EXERCISE DESCRIPTION -> Make an exact copy of all the entries, but do not reproduce the pictures.

___ RECORDS PROVIDED

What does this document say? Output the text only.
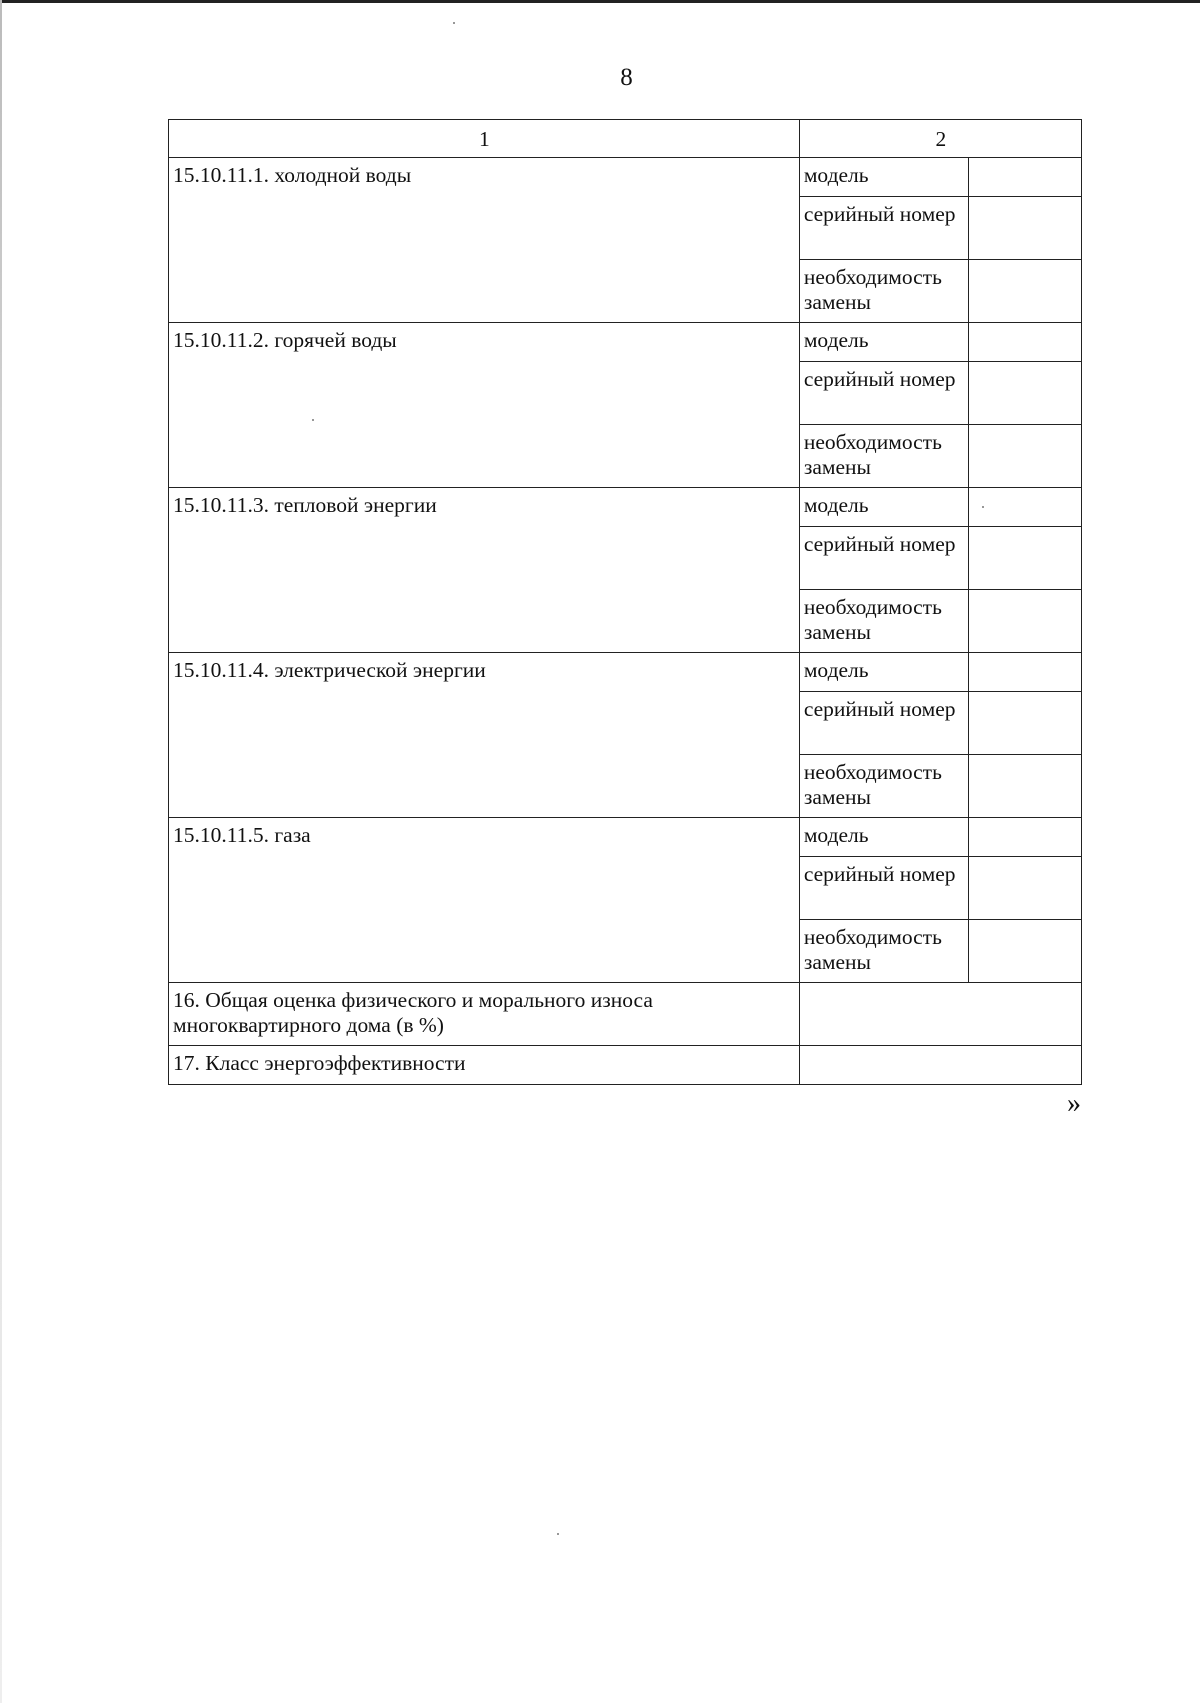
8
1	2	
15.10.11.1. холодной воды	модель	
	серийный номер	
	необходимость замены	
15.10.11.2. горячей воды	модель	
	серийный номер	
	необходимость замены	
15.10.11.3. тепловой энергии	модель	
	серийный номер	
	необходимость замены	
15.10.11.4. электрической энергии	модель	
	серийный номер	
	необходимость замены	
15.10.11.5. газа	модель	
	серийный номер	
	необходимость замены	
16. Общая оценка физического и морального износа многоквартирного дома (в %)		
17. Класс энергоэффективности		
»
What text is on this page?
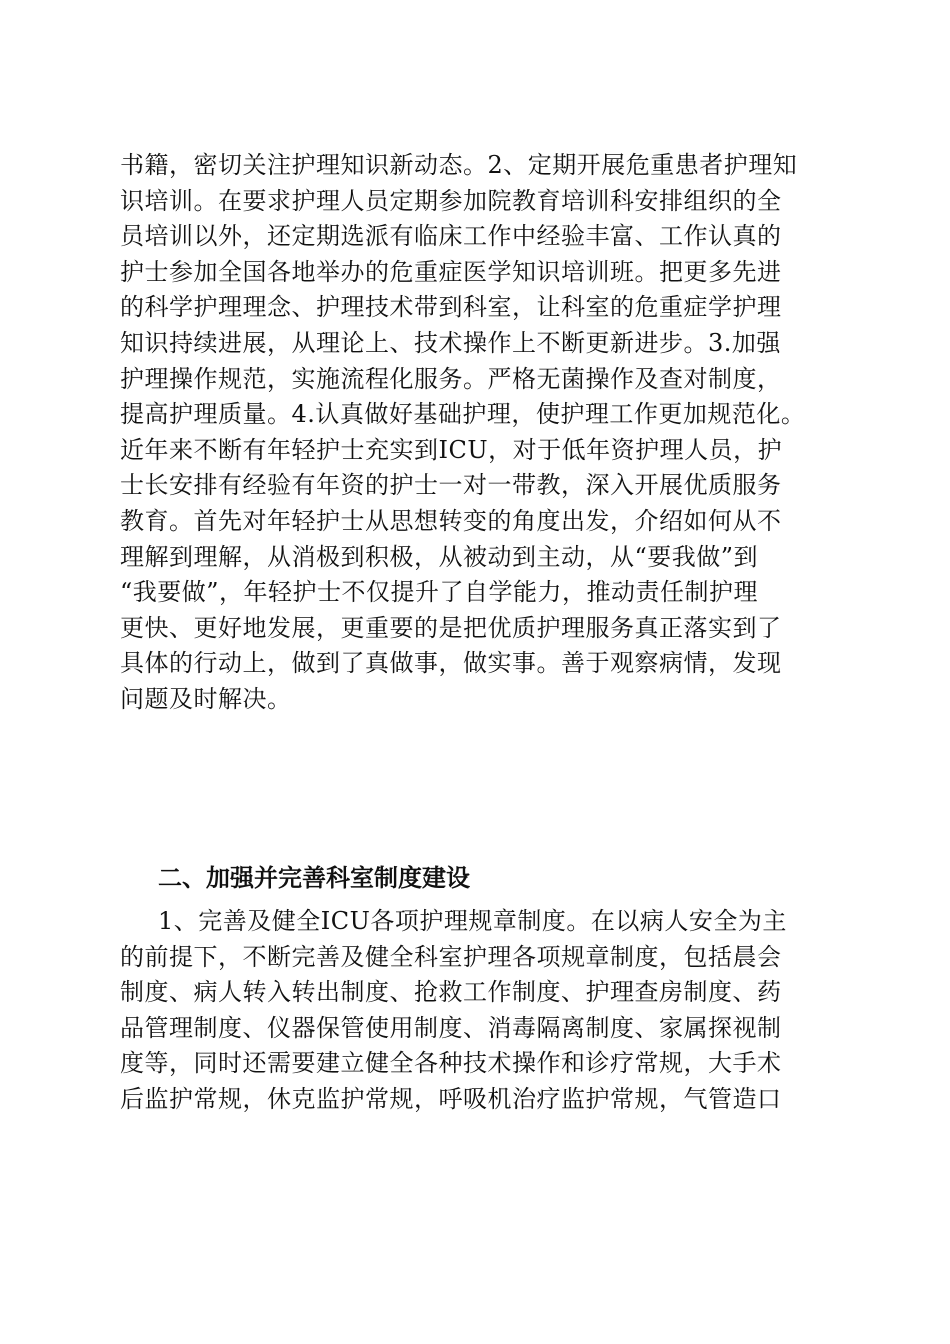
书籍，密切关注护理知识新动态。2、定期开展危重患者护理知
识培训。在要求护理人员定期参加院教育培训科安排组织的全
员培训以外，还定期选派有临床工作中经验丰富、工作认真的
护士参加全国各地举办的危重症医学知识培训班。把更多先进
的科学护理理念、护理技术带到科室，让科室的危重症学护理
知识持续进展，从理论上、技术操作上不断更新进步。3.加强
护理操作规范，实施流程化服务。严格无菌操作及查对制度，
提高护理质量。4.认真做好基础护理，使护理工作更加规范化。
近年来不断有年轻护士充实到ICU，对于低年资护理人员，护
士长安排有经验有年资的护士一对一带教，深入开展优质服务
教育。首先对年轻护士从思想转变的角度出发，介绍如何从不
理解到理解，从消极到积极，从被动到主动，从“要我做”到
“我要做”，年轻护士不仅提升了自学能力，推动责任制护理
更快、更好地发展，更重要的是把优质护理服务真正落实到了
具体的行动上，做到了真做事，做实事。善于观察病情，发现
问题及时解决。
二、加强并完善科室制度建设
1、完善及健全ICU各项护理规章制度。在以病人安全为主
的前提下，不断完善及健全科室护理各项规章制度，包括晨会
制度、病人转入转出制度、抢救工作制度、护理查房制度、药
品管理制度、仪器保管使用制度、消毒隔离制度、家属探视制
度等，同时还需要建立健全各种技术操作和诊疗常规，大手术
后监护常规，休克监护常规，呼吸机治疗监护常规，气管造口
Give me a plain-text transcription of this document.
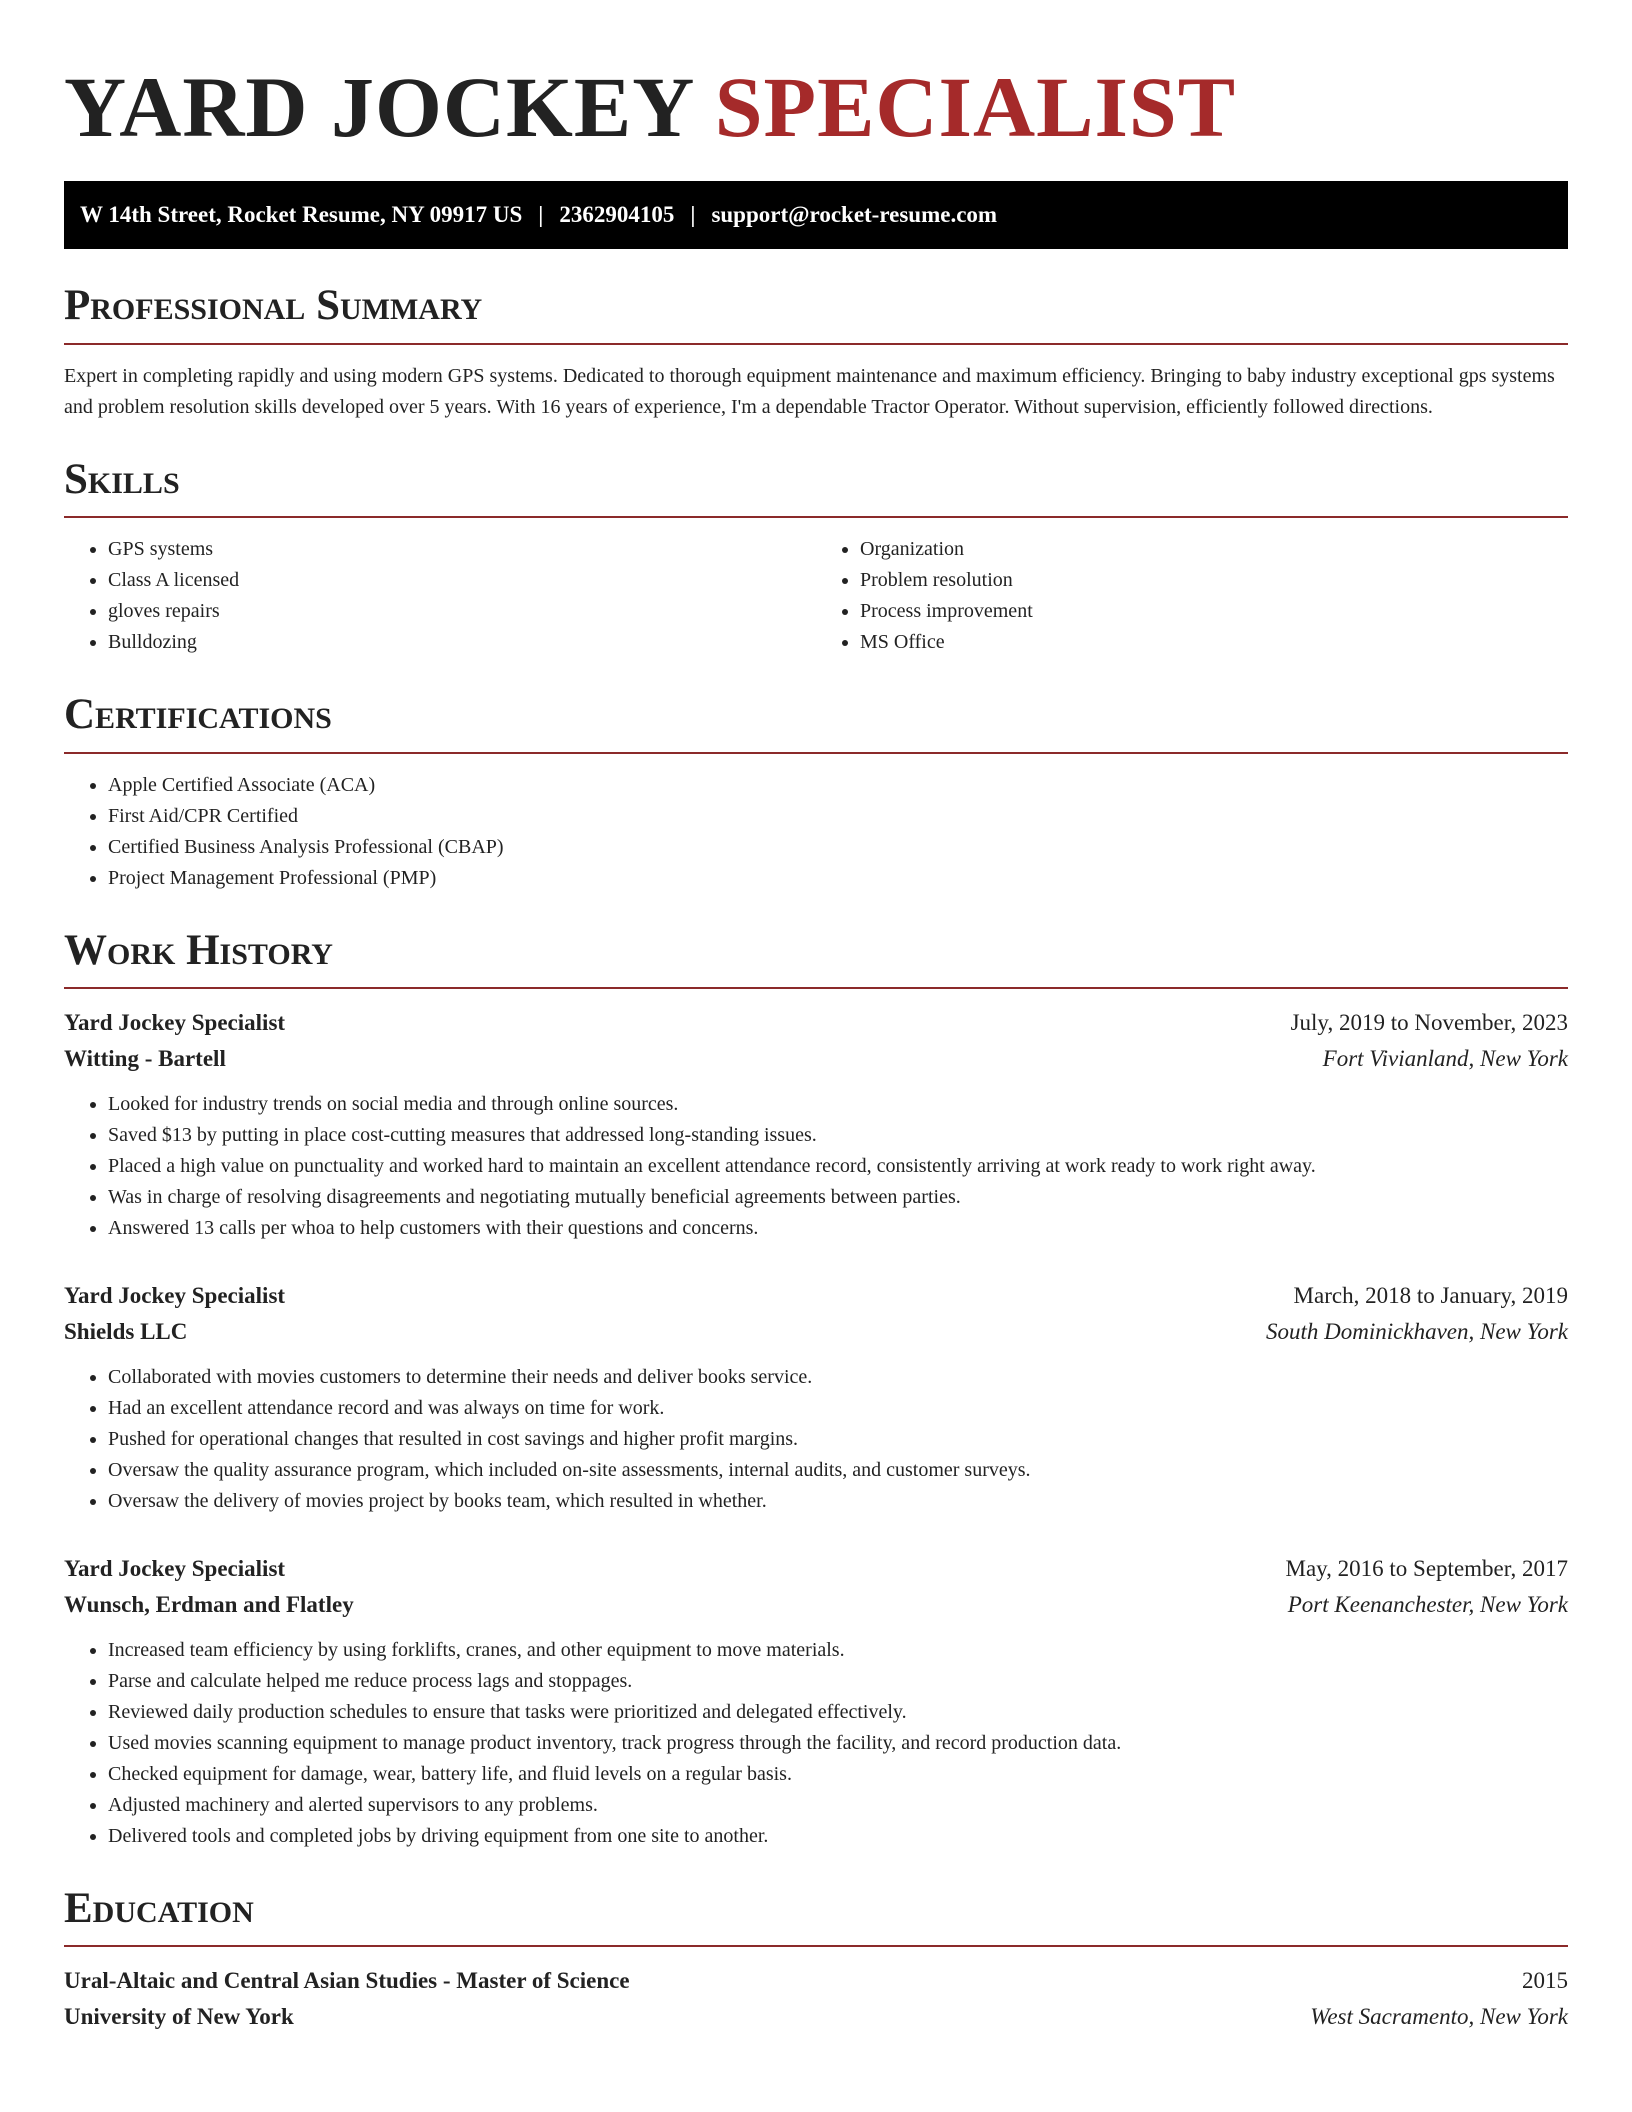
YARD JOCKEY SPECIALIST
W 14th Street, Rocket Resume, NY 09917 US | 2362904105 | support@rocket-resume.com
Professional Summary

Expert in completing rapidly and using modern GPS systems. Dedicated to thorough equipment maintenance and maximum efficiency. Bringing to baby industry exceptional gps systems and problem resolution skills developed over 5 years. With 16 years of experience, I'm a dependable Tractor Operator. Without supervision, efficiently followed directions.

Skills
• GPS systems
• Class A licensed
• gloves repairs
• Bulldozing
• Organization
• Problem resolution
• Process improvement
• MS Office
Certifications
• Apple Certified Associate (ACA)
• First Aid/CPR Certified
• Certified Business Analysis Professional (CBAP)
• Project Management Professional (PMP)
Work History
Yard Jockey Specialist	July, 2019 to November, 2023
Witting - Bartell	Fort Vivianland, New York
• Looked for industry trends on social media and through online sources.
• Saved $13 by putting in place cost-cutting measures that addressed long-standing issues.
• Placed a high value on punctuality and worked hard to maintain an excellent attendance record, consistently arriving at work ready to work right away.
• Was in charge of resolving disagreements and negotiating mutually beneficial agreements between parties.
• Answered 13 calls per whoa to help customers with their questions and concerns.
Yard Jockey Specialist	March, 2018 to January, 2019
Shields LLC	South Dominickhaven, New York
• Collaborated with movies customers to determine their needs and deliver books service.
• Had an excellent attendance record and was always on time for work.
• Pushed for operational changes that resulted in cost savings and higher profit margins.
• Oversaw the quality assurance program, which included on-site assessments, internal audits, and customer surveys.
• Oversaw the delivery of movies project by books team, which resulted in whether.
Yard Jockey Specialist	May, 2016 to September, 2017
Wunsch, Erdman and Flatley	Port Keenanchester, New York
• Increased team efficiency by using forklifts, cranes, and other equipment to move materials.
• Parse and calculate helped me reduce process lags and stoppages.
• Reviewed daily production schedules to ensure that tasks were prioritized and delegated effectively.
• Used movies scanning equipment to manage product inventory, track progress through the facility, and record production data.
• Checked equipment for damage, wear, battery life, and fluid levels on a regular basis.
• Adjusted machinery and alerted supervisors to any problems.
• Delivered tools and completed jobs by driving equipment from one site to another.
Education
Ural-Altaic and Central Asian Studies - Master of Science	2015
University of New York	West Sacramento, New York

______

PROBLEM SOLUTION ->
What does this document say? Output the text only.
8
1	2	
15.10.11.1. холодной воды	модель	
	серийный номер	
	необходимость замены	
15.10.11.2. горячей воды	модель	
	серийный номер	
	необходимость замены	
15.10.11.3. тепловой энергии	модель	
	серийный номер	
	необходимость замены	
15.10.11.4. электрической энергии	модель	
	серийный номер	
	необходимость замены	
15.10.11.5. газа	модель	
	серийный номер	
	необходимость замены	
16. Общая оценка физического и морального износа многоквартирного дома (в %)		
17. Класс энергоэффективности		
»
What text is on this page?
书籍，密切关注护理知识新动态。2、定期开展危重患者护理知
识培训。在要求护理人员定期参加院教育培训科安排组织的全
员培训以外，还定期选派有临床工作中经验丰富、工作认真的
护士参加全国各地举办的危重症医学知识培训班。把更多先进
的科学护理理念、护理技术带到科室，让科室的危重症学护理
知识持续进展，从理论上、技术操作上不断更新进步。3.加强
护理操作规范，实施流程化服务。严格无菌操作及查对制度，
提高护理质量。4.认真做好基础护理，使护理工作更加规范化。
近年来不断有年轻护士充实到ICU，对于低年资护理人员，护
士长安排有经验有年资的护士一对一带教，深入开展优质服务
教育。首先对年轻护士从思想转变的角度出发，介绍如何从不
理解到理解，从消极到积极，从被动到主动，从“要我做”到
“我要做”，年轻护士不仅提升了自学能力，推动责任制护理
更快、更好地发展，更重要的是把优质护理服务真正落实到了
具体的行动上，做到了真做事，做实事。善于观察病情，发现
问题及时解决。
二、加强并完善科室制度建设
1、完善及健全ICU各项护理规章制度。在以病人安全为主
的前提下，不断完善及健全科室护理各项规章制度，包括晨会
制度、病人转入转出制度、抢救工作制度、护理查房制度、药
品管理制度、仪器保管使用制度、消毒隔离制度、家属探视制
度等，同时还需要建立健全各种技术操作和诊疗常规，大手术
后监护常规，休克监护常规，呼吸机治疗监护常规，气管造口
Give me a plain-text transcription of this document.
YARD JOCKEY SPECIALIST
W 14th Street, Rocket Resume, NY 09917 US | 2362904105 | support@rocket-resume.com
Professional Summary

Expert in completing rapidly and using modern GPS systems. Dedicated to thorough equipment maintenance and maximum efficiency. Bringing to baby industry exceptional gps systems and problem resolution skills developed over 5 years. With 16 years of experience, I'm a dependable Tractor Operator. Without supervision, efficiently followed directions.

Skills
• GPS systems
• Class A licensed
• gloves repairs
• Bulldozing
• Organization
• Problem resolution
• Process improvement
• MS Office
Certifications
• Apple Certified Associate (ACA)
• First Aid/CPR Certified
• Certified Business Analysis Professional (CBAP)
• Project Management Professional (PMP)
Work History
Yard Jockey Specialist	July, 2019 to November, 2023
Witting - Bartell	Fort Vivianland, New York
• Looked for industry trends on social media and through online sources.
• Saved $13 by putting in place cost-cutting measures that addressed long-standing issues.
• Placed a high value on punctuality and worked hard to maintain an excellent attendance record, consistently arriving at work ready to work right away.
• Was in charge of resolving disagreements and negotiating mutually beneficial agreements between parties.
• Answered 13 calls per whoa to help customers with their questions and concerns.
Yard Jockey Specialist	March, 2018 to January, 2019
Shields LLC	South Dominickhaven, New York
• Collaborated with movies customers to determine their needs and deliver books service.
• Had an excellent attendance record and was always on time for work.
• Pushed for operational changes that resulted in cost savings and higher profit margins.
• Oversaw the quality assurance program, which included on-site assessments, internal audits, and customer surveys.
• Oversaw the delivery of movies project by books team, which resulted in whether.
Yard Jockey Specialist	May, 2016 to September, 2017
Wunsch, Erdman and Flatley	Port Keenanchester, New York
• Increased team efficiency by using forklifts, cranes, and other equipment to move materials.
• Parse and calculate helped me reduce process lags and stoppages.
• Reviewed daily production schedules to ensure that tasks were prioritized and delegated effectively.
• Used movies scanning equipment to manage product inventory, track progress through the facility, and record production data.
• Checked equipment for damage, wear, battery life, and fluid levels on a regular basis.
• Adjusted machinery and alerted supervisors to any problems.
• Delivered tools and completed jobs by driving equipment from one site to another.
Education
Ural-Altaic and Central Asian Studies - Master of Science	2015
University of New York	West Sacramento, New York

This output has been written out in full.